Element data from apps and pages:
────
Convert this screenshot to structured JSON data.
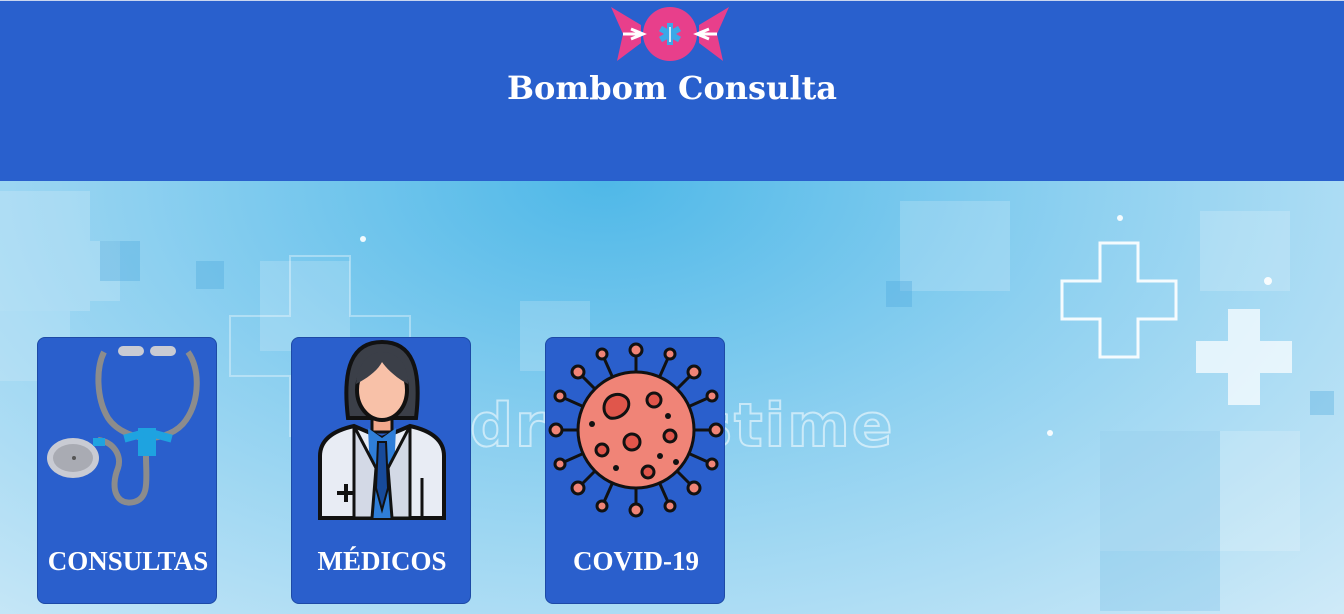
{
  "header": {
    "brand": "Bombom Consulta",
    "logo_icon": "candy-logo-icon",
    "background_color": "#2960cd",
    "logo_color": "#e83f8b"
  },
  "hero": {
    "watermark": "dreamstime"
  },
  "cards": [
    {
      "label": "CONSULTAS",
      "icon": "stethoscope-icon"
    },
    {
      "label": "MÉDICOS",
      "icon": "doctor-icon"
    },
    {
      "label": "COVID-19",
      "icon": "virus-icon"
    }
  ],
  "colors": {
    "card_background": "#2a5fcc",
    "text": "#ffffff"
  }
}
────
-- ASSIGNMENT --
Across the data, find each line that has "icon" in it and copy that line.

-- EXERCISE ANSWER --
    "logo_icon": "candy-logo-icon",
      "icon": "stethoscope-icon"
      "icon": "doctor-icon"
      "icon": "virus-icon"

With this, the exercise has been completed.